*** Exercise input
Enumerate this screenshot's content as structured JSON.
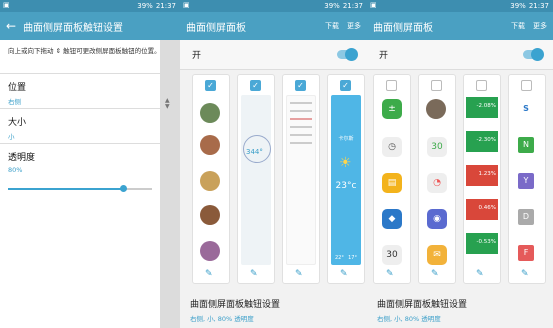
{
  "status_bar": {
    "signal": "39%",
    "time": "21:37"
  },
  "screen1": {
    "title": "曲面侧屏面板触钮设置",
    "hint": "向上或向下拖动 ⇕ 触钮可更改侧屏面板触钮的位置。",
    "settings": [
      {
        "label": "位置",
        "value": "右侧"
      },
      {
        "label": "大小",
        "value": "小"
      },
      {
        "label": "透明度",
        "value": "80%"
      }
    ],
    "opacity": 0.8
  },
  "screen2": {
    "title": "曲面侧屏面板",
    "actions": [
      "下载",
      "更多"
    ],
    "toggle_label": "开",
    "footer_title": "曲面侧屏面板触钮设置",
    "footer_sub": "右侧, 小, 80% 透明度",
    "compass_value": "344°",
    "weather_temp": "23°c",
    "weather_city": "卡尔斯",
    "weather_range": [
      "22°",
      "17°"
    ]
  },
  "screen3": {
    "title": "曲面侧屏面板",
    "actions": [
      "下载",
      "更多"
    ],
    "toggle_label": "开",
    "footer_title": "曲面侧屏面板触钮设置",
    "footer_sub": "右侧, 小, 80% 透明度",
    "stocks": [
      "-2.08%",
      "-2.30%",
      "1.23%",
      "0.46%",
      "-0.53%"
    ],
    "letters": [
      "S",
      "N",
      "Y",
      "D",
      "F"
    ]
  },
  "colors": {
    "accent": "#4aa0c2",
    "blue": "#3b9fc9",
    "gain": "#d9473a",
    "loss": "#27a150"
  }
}
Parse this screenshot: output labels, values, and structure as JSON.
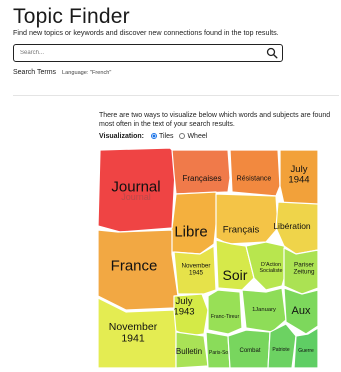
{
  "header": {
    "title": "Topic Finder",
    "subtitle": "Find new topics or keywords and discover new connections found in the top results."
  },
  "search": {
    "placeholder": "Search...",
    "value": ""
  },
  "search_terms": {
    "label": "Search Terms",
    "language": "Language: \"French\""
  },
  "visualization": {
    "intro": "There are two ways to visualize below which words and subjects are found most often in the text of your search results.",
    "label": "Visualization:",
    "options": [
      {
        "label": "Tiles",
        "selected": true
      },
      {
        "label": "Wheel",
        "selected": false
      }
    ]
  },
  "tiles": [
    {
      "label": "Journal",
      "ghost": "Journal",
      "color": "#ef4444"
    },
    {
      "label": "Françaises",
      "color": "#f07a4a"
    },
    {
      "label": "Résistance",
      "color": "#f2893f"
    },
    {
      "label": "July 1944",
      "color": "#f2a13a"
    },
    {
      "label": "Libre",
      "color": "#f4b03e"
    },
    {
      "label": "Français",
      "color": "#f4c447"
    },
    {
      "label": "Libération",
      "color": "#efd44a"
    },
    {
      "label": "France",
      "color": "#f2a843"
    },
    {
      "label": "November 1945",
      "color": "#e6e24a"
    },
    {
      "label": "Soir",
      "color": "#d6e94a"
    },
    {
      "label": "D'Action Socialiste",
      "color": "#b8e64e"
    },
    {
      "label": "Pariser Zeitung",
      "color": "#abe253"
    },
    {
      "label": "July 1943",
      "color": "#d4ea47"
    },
    {
      "label": "Franc-Tireur",
      "color": "#98e056"
    },
    {
      "label": "1January",
      "color": "#8edd58"
    },
    {
      "label": "Aux",
      "color": "#7dd85c"
    },
    {
      "label": "November 1941",
      "color": "#e4ec52"
    },
    {
      "label": "Bulletin",
      "color": "#a9e256"
    },
    {
      "label": "Paris-Soir",
      "color": "#8adc5a"
    },
    {
      "label": "Combat",
      "color": "#78d65e"
    },
    {
      "label": "Patriote",
      "color": "#6cd262"
    },
    {
      "label": "Guerre",
      "color": "#5fce64"
    }
  ]
}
******
▶ [Written exercise]: Keep every word of the data as it is when you write it out, but drop the pictures.

▶ [Written solution]:
Enumerate this screenshot's content as structured JSON.
{
  "status_bar": {
    "signal": "39%",
    "time": "21:37"
  },
  "screen1": {
    "title": "曲面侧屏面板触钮设置",
    "hint": "向上或向下拖动 ⇕ 触钮可更改侧屏面板触钮的位置。",
    "settings": [
      {
        "label": "位置",
        "value": "右侧"
      },
      {
        "label": "大小",
        "value": "小"
      },
      {
        "label": "透明度",
        "value": "80%"
      }
    ],
    "opacity": 0.8
  },
  "screen2": {
    "title": "曲面侧屏面板",
    "actions": [
      "下载",
      "更多"
    ],
    "toggle_label": "开",
    "footer_title": "曲面侧屏面板触钮设置",
    "footer_sub": "右侧, 小, 80% 透明度",
    "compass_value": "344°",
    "weather_temp": "23°c",
    "weather_city": "卡尔斯",
    "weather_range": [
      "22°",
      "17°"
    ]
  },
  "screen3": {
    "title": "曲面侧屏面板",
    "actions": [
      "下载",
      "更多"
    ],
    "toggle_label": "开",
    "footer_title": "曲面侧屏面板触钮设置",
    "footer_sub": "右侧, 小, 80% 透明度",
    "stocks": [
      "-2.08%",
      "-2.30%",
      "1.23%",
      "0.46%",
      "-0.53%"
    ],
    "letters": [
      "S",
      "N",
      "Y",
      "D",
      "F"
    ]
  },
  "colors": {
    "accent": "#4aa0c2",
    "blue": "#3b9fc9",
    "gain": "#d9473a",
    "loss": "#27a150"
  }
}
Parse this screenshot: output labels, values, and structure as JSON.
{
  "header": {
    "title": "Topic Finder",
    "subtitle": "Find new topics or keywords and discover new connections found in the top results."
  },
  "search": {
    "placeholder": "Search...",
    "value": ""
  },
  "search_terms": {
    "label": "Search Terms",
    "language": "Language: \"French\""
  },
  "visualization": {
    "intro": "There are two ways to visualize below which words and subjects are found most often in the text of your search results.",
    "label": "Visualization:",
    "options": [
      {
        "label": "Tiles",
        "selected": true
      },
      {
        "label": "Wheel",
        "selected": false
      }
    ]
  },
  "tiles": [
    {
      "label": "Journal",
      "ghost": "Journal",
      "color": "#ef4444"
    },
    {
      "label": "Françaises",
      "color": "#f07a4a"
    },
    {
      "label": "Résistance",
      "color": "#f2893f"
    },
    {
      "label": "July 1944",
      "color": "#f2a13a"
    },
    {
      "label": "Libre",
      "color": "#f4b03e"
    },
    {
      "label": "Français",
      "color": "#f4c447"
    },
    {
      "label": "Libération",
      "color": "#efd44a"
    },
    {
      "label": "France",
      "color": "#f2a843"
    },
    {
      "label": "November 1945",
      "color": "#e6e24a"
    },
    {
      "label": "Soir",
      "color": "#d6e94a"
    },
    {
      "label": "D'Action Socialiste",
      "color": "#b8e64e"
    },
    {
      "label": "Pariser Zeitung",
      "color": "#abe253"
    },
    {
      "label": "July 1943",
      "color": "#d4ea47"
    },
    {
      "label": "Franc-Tireur",
      "color": "#98e056"
    },
    {
      "label": "1January",
      "color": "#8edd58"
    },
    {
      "label": "Aux",
      "color": "#7dd85c"
    },
    {
      "label": "November 1941",
      "color": "#e4ec52"
    },
    {
      "label": "Bulletin",
      "color": "#a9e256"
    },
    {
      "label": "Paris-Soir",
      "color": "#8adc5a"
    },
    {
      "label": "Combat",
      "color": "#78d65e"
    },
    {
      "label": "Patriote",
      "color": "#6cd262"
    },
    {
      "label": "Guerre",
      "color": "#5fce64"
    }
  ]
}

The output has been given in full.